**EXERCISE BRIEF:** From the listing that follows, extract every line and set it down unaltered.

Records that describe figures:
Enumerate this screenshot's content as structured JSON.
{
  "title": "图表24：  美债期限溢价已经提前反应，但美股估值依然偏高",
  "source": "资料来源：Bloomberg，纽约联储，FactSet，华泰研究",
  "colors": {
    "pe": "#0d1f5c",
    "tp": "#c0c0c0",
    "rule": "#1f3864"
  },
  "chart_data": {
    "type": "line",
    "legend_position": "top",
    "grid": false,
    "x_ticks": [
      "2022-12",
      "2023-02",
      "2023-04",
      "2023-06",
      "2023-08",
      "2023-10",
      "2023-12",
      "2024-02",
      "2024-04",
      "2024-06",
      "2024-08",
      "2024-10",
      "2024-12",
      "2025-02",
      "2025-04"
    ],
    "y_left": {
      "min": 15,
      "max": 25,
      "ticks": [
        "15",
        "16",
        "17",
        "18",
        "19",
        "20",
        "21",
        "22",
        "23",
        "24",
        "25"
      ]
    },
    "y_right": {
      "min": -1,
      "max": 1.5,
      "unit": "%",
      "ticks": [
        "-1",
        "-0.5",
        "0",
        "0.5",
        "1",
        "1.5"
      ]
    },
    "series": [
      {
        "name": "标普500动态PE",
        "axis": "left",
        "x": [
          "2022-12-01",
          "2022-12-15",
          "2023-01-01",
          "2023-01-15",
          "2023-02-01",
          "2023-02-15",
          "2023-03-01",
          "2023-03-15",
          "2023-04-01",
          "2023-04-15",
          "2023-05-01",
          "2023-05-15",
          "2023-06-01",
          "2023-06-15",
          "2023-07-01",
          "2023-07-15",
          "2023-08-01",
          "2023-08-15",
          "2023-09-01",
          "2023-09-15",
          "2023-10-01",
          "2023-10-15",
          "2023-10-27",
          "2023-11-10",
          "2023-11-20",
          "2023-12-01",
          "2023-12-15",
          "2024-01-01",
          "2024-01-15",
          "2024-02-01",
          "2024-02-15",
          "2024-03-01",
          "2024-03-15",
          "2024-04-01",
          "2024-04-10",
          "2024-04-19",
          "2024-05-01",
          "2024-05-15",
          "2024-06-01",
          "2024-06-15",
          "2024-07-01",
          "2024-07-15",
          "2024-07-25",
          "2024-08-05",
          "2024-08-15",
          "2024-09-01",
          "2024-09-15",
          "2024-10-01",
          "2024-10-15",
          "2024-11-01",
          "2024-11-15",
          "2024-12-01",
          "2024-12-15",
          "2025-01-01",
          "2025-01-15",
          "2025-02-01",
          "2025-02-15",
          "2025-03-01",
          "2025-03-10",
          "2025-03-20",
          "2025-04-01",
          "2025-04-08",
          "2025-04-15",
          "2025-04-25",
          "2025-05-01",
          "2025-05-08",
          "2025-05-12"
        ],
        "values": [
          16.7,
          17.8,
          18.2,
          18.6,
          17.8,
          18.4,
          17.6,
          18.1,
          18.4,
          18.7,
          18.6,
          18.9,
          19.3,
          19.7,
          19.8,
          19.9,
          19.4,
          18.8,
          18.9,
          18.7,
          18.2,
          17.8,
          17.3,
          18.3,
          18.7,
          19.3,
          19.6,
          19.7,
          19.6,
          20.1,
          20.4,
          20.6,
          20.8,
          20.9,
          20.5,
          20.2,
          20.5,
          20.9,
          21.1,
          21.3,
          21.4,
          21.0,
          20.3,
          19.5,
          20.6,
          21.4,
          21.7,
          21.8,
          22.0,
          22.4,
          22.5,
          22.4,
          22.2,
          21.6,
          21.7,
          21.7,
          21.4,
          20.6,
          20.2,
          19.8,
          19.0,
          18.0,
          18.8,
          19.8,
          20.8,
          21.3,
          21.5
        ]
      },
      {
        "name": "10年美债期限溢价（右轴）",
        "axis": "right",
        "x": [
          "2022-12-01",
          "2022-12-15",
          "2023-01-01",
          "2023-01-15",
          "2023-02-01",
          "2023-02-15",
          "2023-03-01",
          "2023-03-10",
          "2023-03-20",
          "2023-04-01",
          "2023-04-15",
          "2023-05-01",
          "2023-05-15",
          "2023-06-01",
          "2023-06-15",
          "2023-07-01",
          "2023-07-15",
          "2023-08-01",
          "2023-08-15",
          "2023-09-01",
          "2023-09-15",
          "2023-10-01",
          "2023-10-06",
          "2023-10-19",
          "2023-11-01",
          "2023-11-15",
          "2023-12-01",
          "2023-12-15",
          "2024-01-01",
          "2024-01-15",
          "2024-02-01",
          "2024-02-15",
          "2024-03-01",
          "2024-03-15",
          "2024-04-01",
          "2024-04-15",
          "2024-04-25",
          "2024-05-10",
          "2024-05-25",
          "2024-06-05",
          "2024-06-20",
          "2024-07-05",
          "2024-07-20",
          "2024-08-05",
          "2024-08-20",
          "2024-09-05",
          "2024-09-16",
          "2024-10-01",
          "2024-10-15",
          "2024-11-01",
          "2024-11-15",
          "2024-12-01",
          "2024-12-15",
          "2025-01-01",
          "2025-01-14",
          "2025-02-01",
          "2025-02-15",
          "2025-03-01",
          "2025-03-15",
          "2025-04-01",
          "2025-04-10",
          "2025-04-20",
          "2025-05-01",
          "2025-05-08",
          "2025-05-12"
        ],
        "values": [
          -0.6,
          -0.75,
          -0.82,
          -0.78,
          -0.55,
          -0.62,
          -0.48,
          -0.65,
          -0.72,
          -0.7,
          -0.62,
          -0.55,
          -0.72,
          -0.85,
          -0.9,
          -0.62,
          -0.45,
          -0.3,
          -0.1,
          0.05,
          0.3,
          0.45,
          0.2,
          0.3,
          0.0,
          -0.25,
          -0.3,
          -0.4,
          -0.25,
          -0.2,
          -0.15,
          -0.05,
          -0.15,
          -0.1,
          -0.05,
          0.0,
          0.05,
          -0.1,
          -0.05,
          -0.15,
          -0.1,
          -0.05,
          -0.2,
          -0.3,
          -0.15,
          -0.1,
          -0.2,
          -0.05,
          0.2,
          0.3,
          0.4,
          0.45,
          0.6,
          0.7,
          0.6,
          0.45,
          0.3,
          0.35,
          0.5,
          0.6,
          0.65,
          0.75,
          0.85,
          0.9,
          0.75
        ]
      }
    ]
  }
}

**WORKED ANSWER:**
Enumerate this screenshot's content as structured JSON.
{
  "title": "图表24：  美债期限溢价已经提前反应，但美股估值依然偏高",
  "source": "资料来源：Bloomberg，纽约联储，FactSet，华泰研究",
  "colors": {
    "pe": "#0d1f5c",
    "tp": "#c0c0c0",
    "rule": "#1f3864"
  },
  "chart_data": {
    "type": "line",
    "legend_position": "top",
    "grid": false,
    "x_ticks": [
      "2022-12",
      "2023-02",
      "2023-04",
      "2023-06",
      "2023-08",
      "2023-10",
      "2023-12",
      "2024-02",
      "2024-04",
      "2024-06",
      "2024-08",
      "2024-10",
      "2024-12",
      "2025-02",
      "2025-04"
    ],
    "y_left": {
      "min": 15,
      "max": 25,
      "ticks": [
        "15",
        "16",
        "17",
        "18",
        "19",
        "20",
        "21",
        "22",
        "23",
        "24",
        "25"
      ]
    },
    "y_right": {
      "min": -1,
      "max": 1.5,
      "unit": "%",
      "ticks": [
        "-1",
        "-0.5",
        "0",
        "0.5",
        "1",
        "1.5"
      ]
    },
    "series": [
      {
        "name": "标普500动态PE",
        "axis": "left",
        "x": [
          "2022-12-01",
          "2022-12-15",
          "2023-01-01",
          "2023-01-15",
          "2023-02-01",
          "2023-02-15",
          "2023-03-01",
          "2023-03-15",
          "2023-04-01",
          "2023-04-15",
          "2023-05-01",
          "2023-05-15",
          "2023-06-01",
          "2023-06-15",
          "2023-07-01",
          "2023-07-15",
          "2023-08-01",
          "2023-08-15",
          "2023-09-01",
          "2023-09-15",
          "2023-10-01",
          "2023-10-15",
          "2023-10-27",
          "2023-11-10",
          "2023-11-20",
          "2023-12-01",
          "2023-12-15",
          "2024-01-01",
          "2024-01-15",
          "2024-02-01",
          "2024-02-15",
          "2024-03-01",
          "2024-03-15",
          "2024-04-01",
          "2024-04-10",
          "2024-04-19",
          "2024-05-01",
          "2024-05-15",
          "2024-06-01",
          "2024-06-15",
          "2024-07-01",
          "2024-07-15",
          "2024-07-25",
          "2024-08-05",
          "2024-08-15",
          "2024-09-01",
          "2024-09-15",
          "2024-10-01",
          "2024-10-15",
          "2024-11-01",
          "2024-11-15",
          "2024-12-01",
          "2024-12-15",
          "2025-01-01",
          "2025-01-15",
          "2025-02-01",
          "2025-02-15",
          "2025-03-01",
          "2025-03-10",
          "2025-03-20",
          "2025-04-01",
          "2025-04-08",
          "2025-04-15",
          "2025-04-25",
          "2025-05-01",
          "2025-05-08",
          "2025-05-12"
        ],
        "values": [
          16.7,
          17.8,
          18.2,
          18.6,
          17.8,
          18.4,
          17.6,
          18.1,
          18.4,
          18.7,
          18.6,
          18.9,
          19.3,
          19.7,
          19.8,
          19.9,
          19.4,
          18.8,
          18.9,
          18.7,
          18.2,
          17.8,
          17.3,
          18.3,
          18.7,
          19.3,
          19.6,
          19.7,
          19.6,
          20.1,
          20.4,
          20.6,
          20.8,
          20.9,
          20.5,
          20.2,
          20.5,
          20.9,
          21.1,
          21.3,
          21.4,
          21.0,
          20.3,
          19.5,
          20.6,
          21.4,
          21.7,
          21.8,
          22.0,
          22.4,
          22.5,
          22.4,
          22.2,
          21.6,
          21.7,
          21.7,
          21.4,
          20.6,
          20.2,
          19.8,
          19.0,
          18.0,
          18.8,
          19.8,
          20.8,
          21.3,
          21.5
        ]
      },
      {
        "name": "10年美债期限溢价（右轴）",
        "axis": "right",
        "x": [
          "2022-12-01",
          "2022-12-15",
          "2023-01-01",
          "2023-01-15",
          "2023-02-01",
          "2023-02-15",
          "2023-03-01",
          "2023-03-10",
          "2023-03-20",
          "2023-04-01",
          "2023-04-15",
          "2023-05-01",
          "2023-05-15",
          "2023-06-01",
          "2023-06-15",
          "2023-07-01",
          "2023-07-15",
          "2023-08-01",
          "2023-08-15",
          "2023-09-01",
          "2023-09-15",
          "2023-10-01",
          "2023-10-06",
          "2023-10-19",
          "2023-11-01",
          "2023-11-15",
          "2023-12-01",
          "2023-12-15",
          "2024-01-01",
          "2024-01-15",
          "2024-02-01",
          "2024-02-15",
          "2024-03-01",
          "2024-03-15",
          "2024-04-01",
          "2024-04-15",
          "2024-04-25",
          "2024-05-10",
          "2024-05-25",
          "2024-06-05",
          "2024-06-20",
          "2024-07-05",
          "2024-07-20",
          "2024-08-05",
          "2024-08-20",
          "2024-09-05",
          "2024-09-16",
          "2024-10-01",
          "2024-10-15",
          "2024-11-01",
          "2024-11-15",
          "2024-12-01",
          "2024-12-15",
          "2025-01-01",
          "2025-01-14",
          "2025-02-01",
          "2025-02-15",
          "2025-03-01",
          "2025-03-15",
          "2025-04-01",
          "2025-04-10",
          "2025-04-20",
          "2025-05-01",
          "2025-05-08",
          "2025-05-12"
        ],
        "values": [
          -0.6,
          -0.75,
          -0.82,
          -0.78,
          -0.55,
          -0.62,
          -0.48,
          -0.65,
          -0.72,
          -0.7,
          -0.62,
          -0.55,
          -0.72,
          -0.85,
          -0.9,
          -0.62,
          -0.45,
          -0.3,
          -0.1,
          0.05,
          0.3,
          0.45,
          0.2,
          0.3,
          0.0,
          -0.25,
          -0.3,
          -0.4,
          -0.25,
          -0.2,
          -0.15,
          -0.05,
          -0.15,
          -0.1,
          -0.05,
          0.0,
          0.05,
          -0.1,
          -0.05,
          -0.15,
          -0.1,
          -0.05,
          -0.2,
          -0.3,
          -0.15,
          -0.1,
          -0.2,
          -0.05,
          0.2,
          0.3,
          0.4,
          0.45,
          0.6,
          0.7,
          0.6,
          0.45,
          0.3,
          0.35,
          0.5,
          0.6,
          0.65,
          0.75,
          0.85,
          0.9,
          0.75
        ]
      }
    ]
  }
}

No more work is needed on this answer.